Data listing:
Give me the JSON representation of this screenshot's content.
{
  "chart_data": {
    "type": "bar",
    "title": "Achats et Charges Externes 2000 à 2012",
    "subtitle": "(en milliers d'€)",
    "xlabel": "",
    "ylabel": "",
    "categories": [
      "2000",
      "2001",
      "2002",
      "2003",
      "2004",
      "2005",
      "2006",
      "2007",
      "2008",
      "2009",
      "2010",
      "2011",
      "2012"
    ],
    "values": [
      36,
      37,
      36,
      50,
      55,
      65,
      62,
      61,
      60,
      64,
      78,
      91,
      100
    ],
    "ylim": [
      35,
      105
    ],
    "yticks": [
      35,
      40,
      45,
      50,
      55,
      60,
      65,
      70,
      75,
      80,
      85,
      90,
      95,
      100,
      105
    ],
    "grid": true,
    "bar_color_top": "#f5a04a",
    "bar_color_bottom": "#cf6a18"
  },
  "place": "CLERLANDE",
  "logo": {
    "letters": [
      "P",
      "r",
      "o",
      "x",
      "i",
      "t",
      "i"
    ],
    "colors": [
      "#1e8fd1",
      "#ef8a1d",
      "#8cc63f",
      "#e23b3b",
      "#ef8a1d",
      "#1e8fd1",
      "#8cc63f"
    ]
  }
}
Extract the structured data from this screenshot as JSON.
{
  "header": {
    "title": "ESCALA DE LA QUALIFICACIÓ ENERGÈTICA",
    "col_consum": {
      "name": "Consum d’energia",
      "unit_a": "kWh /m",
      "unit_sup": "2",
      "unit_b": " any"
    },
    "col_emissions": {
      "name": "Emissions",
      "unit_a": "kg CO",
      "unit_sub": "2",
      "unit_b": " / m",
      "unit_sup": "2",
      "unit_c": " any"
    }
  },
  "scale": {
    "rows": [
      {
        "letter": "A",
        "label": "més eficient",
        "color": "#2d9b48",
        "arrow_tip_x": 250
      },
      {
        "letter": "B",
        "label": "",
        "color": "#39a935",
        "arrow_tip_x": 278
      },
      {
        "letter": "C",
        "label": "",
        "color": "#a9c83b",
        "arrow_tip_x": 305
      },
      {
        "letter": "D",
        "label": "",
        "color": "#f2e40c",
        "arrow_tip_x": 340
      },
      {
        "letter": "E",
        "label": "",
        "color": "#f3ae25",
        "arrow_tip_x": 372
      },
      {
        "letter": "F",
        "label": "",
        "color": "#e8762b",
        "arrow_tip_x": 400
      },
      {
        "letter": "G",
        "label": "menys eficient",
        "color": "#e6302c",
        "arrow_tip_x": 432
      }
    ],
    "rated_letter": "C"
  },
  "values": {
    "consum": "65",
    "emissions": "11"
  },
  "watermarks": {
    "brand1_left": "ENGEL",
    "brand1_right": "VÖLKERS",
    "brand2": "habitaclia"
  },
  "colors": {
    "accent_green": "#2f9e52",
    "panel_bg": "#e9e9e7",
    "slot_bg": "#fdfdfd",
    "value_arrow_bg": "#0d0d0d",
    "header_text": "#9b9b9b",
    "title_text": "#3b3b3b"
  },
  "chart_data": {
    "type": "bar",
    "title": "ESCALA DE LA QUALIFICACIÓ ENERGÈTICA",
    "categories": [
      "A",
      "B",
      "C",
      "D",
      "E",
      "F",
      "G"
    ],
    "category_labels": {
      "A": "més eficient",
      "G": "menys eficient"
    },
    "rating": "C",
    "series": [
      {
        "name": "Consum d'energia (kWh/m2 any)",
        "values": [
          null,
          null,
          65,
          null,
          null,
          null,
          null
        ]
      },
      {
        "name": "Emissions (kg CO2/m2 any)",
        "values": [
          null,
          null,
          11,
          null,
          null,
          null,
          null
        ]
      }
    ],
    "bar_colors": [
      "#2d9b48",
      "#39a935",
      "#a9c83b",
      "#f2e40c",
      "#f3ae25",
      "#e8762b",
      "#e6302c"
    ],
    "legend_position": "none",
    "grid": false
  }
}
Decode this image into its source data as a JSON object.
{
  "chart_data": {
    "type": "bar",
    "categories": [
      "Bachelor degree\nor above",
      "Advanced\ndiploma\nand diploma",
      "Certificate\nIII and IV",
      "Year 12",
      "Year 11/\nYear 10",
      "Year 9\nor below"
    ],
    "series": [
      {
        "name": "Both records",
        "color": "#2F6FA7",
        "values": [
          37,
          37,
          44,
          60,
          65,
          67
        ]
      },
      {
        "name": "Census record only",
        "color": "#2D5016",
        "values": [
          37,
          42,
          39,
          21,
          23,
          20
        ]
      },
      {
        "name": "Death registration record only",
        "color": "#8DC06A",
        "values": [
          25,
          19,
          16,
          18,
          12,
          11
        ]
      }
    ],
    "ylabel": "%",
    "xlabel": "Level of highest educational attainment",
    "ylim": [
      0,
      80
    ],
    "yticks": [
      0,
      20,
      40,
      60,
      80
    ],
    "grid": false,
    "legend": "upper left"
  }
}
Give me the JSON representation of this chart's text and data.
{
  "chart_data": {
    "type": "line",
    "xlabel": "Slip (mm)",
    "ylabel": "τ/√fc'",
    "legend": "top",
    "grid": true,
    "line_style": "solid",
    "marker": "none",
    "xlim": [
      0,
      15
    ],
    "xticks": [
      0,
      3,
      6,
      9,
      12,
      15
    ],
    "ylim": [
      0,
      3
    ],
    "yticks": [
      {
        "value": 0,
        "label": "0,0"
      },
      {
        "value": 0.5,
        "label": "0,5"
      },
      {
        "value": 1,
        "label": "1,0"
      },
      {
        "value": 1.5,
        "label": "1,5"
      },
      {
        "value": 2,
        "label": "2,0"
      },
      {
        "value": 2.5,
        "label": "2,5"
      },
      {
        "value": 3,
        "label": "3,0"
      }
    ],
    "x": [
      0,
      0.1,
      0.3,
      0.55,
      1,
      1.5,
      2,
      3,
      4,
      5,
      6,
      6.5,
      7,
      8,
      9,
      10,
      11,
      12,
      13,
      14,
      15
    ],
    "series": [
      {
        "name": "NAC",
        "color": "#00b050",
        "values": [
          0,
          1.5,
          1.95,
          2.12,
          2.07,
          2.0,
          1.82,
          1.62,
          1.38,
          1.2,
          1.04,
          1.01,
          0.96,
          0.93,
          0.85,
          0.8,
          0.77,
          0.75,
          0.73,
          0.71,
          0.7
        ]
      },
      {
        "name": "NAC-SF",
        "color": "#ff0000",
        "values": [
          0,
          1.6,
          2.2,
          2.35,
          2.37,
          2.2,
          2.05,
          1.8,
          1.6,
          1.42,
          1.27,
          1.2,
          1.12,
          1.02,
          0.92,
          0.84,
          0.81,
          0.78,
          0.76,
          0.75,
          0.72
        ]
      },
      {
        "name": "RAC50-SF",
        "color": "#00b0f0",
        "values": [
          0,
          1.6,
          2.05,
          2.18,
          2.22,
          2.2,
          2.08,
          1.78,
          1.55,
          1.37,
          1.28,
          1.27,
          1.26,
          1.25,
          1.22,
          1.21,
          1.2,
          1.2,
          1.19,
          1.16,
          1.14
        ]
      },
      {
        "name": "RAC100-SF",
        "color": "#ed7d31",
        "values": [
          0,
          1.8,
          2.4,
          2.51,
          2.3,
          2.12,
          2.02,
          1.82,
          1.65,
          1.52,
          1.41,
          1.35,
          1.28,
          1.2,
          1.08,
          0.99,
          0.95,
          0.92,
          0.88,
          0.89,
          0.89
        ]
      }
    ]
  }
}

Exercise aim: From the first line to the last, retype the data exactly.

Exercise output:
Give me the JSON representation of this screenshot's content.
{
  "chart_data": {
    "type": "bar",
    "title": "Achats et Charges Externes 2000 à 2012",
    "subtitle": "(en milliers d'€)",
    "xlabel": "",
    "ylabel": "",
    "categories": [
      "2000",
      "2001",
      "2002",
      "2003",
      "2004",
      "2005",
      "2006",
      "2007",
      "2008",
      "2009",
      "2010",
      "2011",
      "2012"
    ],
    "values": [
      36,
      37,
      36,
      50,
      55,
      65,
      62,
      61,
      60,
      64,
      78,
      91,
      100
    ],
    "ylim": [
      35,
      105
    ],
    "yticks": [
      35,
      40,
      45,
      50,
      55,
      60,
      65,
      70,
      75,
      80,
      85,
      90,
      95,
      100,
      105
    ],
    "grid": true,
    "bar_color_top": "#f5a04a",
    "bar_color_bottom": "#cf6a18"
  },
  "place": "CLERLANDE",
  "logo": {
    "letters": [
      "P",
      "r",
      "o",
      "x",
      "i",
      "t",
      "i"
    ],
    "colors": [
      "#1e8fd1",
      "#ef8a1d",
      "#8cc63f",
      "#e23b3b",
      "#ef8a1d",
      "#1e8fd1",
      "#8cc63f"
    ]
  }
}
Extract the structured data from this screenshot as JSON.
{
  "header": {
    "title": "ESCALA DE LA QUALIFICACIÓ ENERGÈTICA",
    "col_consum": {
      "name": "Consum d’energia",
      "unit_a": "kWh /m",
      "unit_sup": "2",
      "unit_b": " any"
    },
    "col_emissions": {
      "name": "Emissions",
      "unit_a": "kg CO",
      "unit_sub": "2",
      "unit_b": " / m",
      "unit_sup": "2",
      "unit_c": " any"
    }
  },
  "scale": {
    "rows": [
      {
        "letter": "A",
        "label": "més eficient",
        "color": "#2d9b48",
        "arrow_tip_x": 250
      },
      {
        "letter": "B",
        "label": "",
        "color": "#39a935",
        "arrow_tip_x": 278
      },
      {
        "letter": "C",
        "label": "",
        "color": "#a9c83b",
        "arrow_tip_x": 305
      },
      {
        "letter": "D",
        "label": "",
        "color": "#f2e40c",
        "arrow_tip_x": 340
      },
      {
        "letter": "E",
        "label": "",
        "color": "#f3ae25",
        "arrow_tip_x": 372
      },
      {
        "letter": "F",
        "label": "",
        "color": "#e8762b",
        "arrow_tip_x": 400
      },
      {
        "letter": "G",
        "label": "menys eficient",
        "color": "#e6302c",
        "arrow_tip_x": 432
      }
    ],
    "rated_letter": "C"
  },
  "values": {
    "consum": "65",
    "emissions": "11"
  },
  "watermarks": {
    "brand1_left": "ENGEL",
    "brand1_right": "VÖLKERS",
    "brand2": "habitaclia"
  },
  "colors": {
    "accent_green": "#2f9e52",
    "panel_bg": "#e9e9e7",
    "slot_bg": "#fdfdfd",
    "value_arrow_bg": "#0d0d0d",
    "header_text": "#9b9b9b",
    "title_text": "#3b3b3b"
  },
  "chart_data": {
    "type": "bar",
    "title": "ESCALA DE LA QUALIFICACIÓ ENERGÈTICA",
    "categories": [
      "A",
      "B",
      "C",
      "D",
      "E",
      "F",
      "G"
    ],
    "category_labels": {
      "A": "més eficient",
      "G": "menys eficient"
    },
    "rating": "C",
    "series": [
      {
        "name": "Consum d'energia (kWh/m2 any)",
        "values": [
          null,
          null,
          65,
          null,
          null,
          null,
          null
        ]
      },
      {
        "name": "Emissions (kg CO2/m2 any)",
        "values": [
          null,
          null,
          11,
          null,
          null,
          null,
          null
        ]
      }
    ],
    "bar_colors": [
      "#2d9b48",
      "#39a935",
      "#a9c83b",
      "#f2e40c",
      "#f3ae25",
      "#e8762b",
      "#e6302c"
    ],
    "legend_position": "none",
    "grid": false
  }
}
Decode this image into its source data as a JSON object.
{
  "chart_data": {
    "type": "bar",
    "categories": [
      "Bachelor degree\nor above",
      "Advanced\ndiploma\nand diploma",
      "Certificate\nIII and IV",
      "Year 12",
      "Year 11/\nYear 10",
      "Year 9\nor below"
    ],
    "series": [
      {
        "name": "Both records",
        "color": "#2F6FA7",
        "values": [
          37,
          37,
          44,
          60,
          65,
          67
        ]
      },
      {
        "name": "Census record only",
        "color": "#2D5016",
        "values": [
          37,
          42,
          39,
          21,
          23,
          20
        ]
      },
      {
        "name": "Death registration record only",
        "color": "#8DC06A",
        "values": [
          25,
          19,
          16,
          18,
          12,
          11
        ]
      }
    ],
    "ylabel": "%",
    "xlabel": "Level of highest educational attainment",
    "ylim": [
      0,
      80
    ],
    "yticks": [
      0,
      20,
      40,
      60,
      80
    ],
    "grid": false,
    "legend": "upper left"
  }
}
Give me the JSON representation of this chart's text and data.
{
  "chart_data": {
    "type": "line",
    "xlabel": "Slip (mm)",
    "ylabel": "τ/√fc'",
    "legend": "top",
    "grid": true,
    "line_style": "solid",
    "marker": "none",
    "xlim": [
      0,
      15
    ],
    "xticks": [
      0,
      3,
      6,
      9,
      12,
      15
    ],
    "ylim": [
      0,
      3
    ],
    "yticks": [
      {
        "value": 0,
        "label": "0,0"
      },
      {
        "value": 0.5,
        "label": "0,5"
      },
      {
        "value": 1,
        "label": "1,0"
      },
      {
        "value": 1.5,
        "label": "1,5"
      },
      {
        "value": 2,
        "label": "2,0"
      },
      {
        "value": 2.5,
        "label": "2,5"
      },
      {
        "value": 3,
        "label": "3,0"
      }
    ],
    "x": [
      0,
      0.1,
      0.3,
      0.55,
      1,
      1.5,
      2,
      3,
      4,
      5,
      6,
      6.5,
      7,
      8,
      9,
      10,
      11,
      12,
      13,
      14,
      15
    ],
    "series": [
      {
        "name": "NAC",
        "color": "#00b050",
        "values": [
          0,
          1.5,
          1.95,
          2.12,
          2.07,
          2.0,
          1.82,
          1.62,
          1.38,
          1.2,
          1.04,
          1.01,
          0.96,
          0.93,
          0.85,
          0.8,
          0.77,
          0.75,
          0.73,
          0.71,
          0.7
        ]
      },
      {
        "name": "NAC-SF",
        "color": "#ff0000",
        "values": [
          0,
          1.6,
          2.2,
          2.35,
          2.37,
          2.2,
          2.05,
          1.8,
          1.6,
          1.42,
          1.27,
          1.2,
          1.12,
          1.02,
          0.92,
          0.84,
          0.81,
          0.78,
          0.76,
          0.75,
          0.72
        ]
      },
      {
        "name": "RAC50-SF",
        "color": "#00b0f0",
        "values": [
          0,
          1.6,
          2.05,
          2.18,
          2.22,
          2.2,
          2.08,
          1.78,
          1.55,
          1.37,
          1.28,
          1.27,
          1.26,
          1.25,
          1.22,
          1.21,
          1.2,
          1.2,
          1.19,
          1.16,
          1.14
        ]
      },
      {
        "name": "RAC100-SF",
        "color": "#ed7d31",
        "values": [
          0,
          1.8,
          2.4,
          2.51,
          2.3,
          2.12,
          2.02,
          1.82,
          1.65,
          1.52,
          1.41,
          1.35,
          1.28,
          1.2,
          1.08,
          0.99,
          0.95,
          0.92,
          0.88,
          0.89,
          0.89
        ]
      }
    ]
  }
}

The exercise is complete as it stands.